══ Data for processing ══
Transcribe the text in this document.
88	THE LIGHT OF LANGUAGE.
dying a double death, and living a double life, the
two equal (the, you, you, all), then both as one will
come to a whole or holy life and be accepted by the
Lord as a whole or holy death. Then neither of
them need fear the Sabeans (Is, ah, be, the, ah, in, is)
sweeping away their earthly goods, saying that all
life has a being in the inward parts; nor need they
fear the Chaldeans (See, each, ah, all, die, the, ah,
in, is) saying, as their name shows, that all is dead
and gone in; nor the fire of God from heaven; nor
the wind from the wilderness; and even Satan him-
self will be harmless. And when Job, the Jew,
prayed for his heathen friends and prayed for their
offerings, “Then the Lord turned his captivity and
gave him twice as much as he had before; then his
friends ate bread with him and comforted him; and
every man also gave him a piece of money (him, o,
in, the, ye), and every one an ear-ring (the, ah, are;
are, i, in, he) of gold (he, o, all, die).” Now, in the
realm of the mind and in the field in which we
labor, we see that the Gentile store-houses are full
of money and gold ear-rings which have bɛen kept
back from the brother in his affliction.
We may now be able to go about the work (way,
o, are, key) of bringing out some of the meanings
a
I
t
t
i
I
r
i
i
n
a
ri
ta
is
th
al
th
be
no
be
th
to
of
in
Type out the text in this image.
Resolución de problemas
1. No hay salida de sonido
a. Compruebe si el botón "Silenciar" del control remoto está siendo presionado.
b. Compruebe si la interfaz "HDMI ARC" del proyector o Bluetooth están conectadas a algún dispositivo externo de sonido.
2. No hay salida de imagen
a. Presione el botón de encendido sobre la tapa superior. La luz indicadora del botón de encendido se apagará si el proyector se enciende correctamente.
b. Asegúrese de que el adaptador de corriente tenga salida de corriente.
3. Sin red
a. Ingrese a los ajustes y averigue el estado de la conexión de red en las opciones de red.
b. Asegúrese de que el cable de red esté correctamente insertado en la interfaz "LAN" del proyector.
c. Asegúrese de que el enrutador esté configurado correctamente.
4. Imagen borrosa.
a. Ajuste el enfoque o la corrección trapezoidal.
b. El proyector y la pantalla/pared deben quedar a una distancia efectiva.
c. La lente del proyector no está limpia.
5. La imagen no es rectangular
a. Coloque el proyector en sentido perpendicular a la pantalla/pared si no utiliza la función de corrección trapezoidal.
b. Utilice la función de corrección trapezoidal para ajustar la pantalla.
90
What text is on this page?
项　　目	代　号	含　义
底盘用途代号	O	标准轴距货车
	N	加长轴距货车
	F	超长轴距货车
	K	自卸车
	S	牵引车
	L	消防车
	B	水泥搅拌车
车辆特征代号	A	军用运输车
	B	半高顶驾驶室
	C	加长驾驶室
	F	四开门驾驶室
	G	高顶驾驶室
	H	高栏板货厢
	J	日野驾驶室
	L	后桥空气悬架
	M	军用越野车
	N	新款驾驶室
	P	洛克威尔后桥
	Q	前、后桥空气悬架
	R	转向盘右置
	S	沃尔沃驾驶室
═══
* _Exercise description_: From the listing above, collect each line in which the string "will" appears.

* _The result_:
two equal (the, you, you, all), then both as one will
self will be harmless. And when Job, the Jew,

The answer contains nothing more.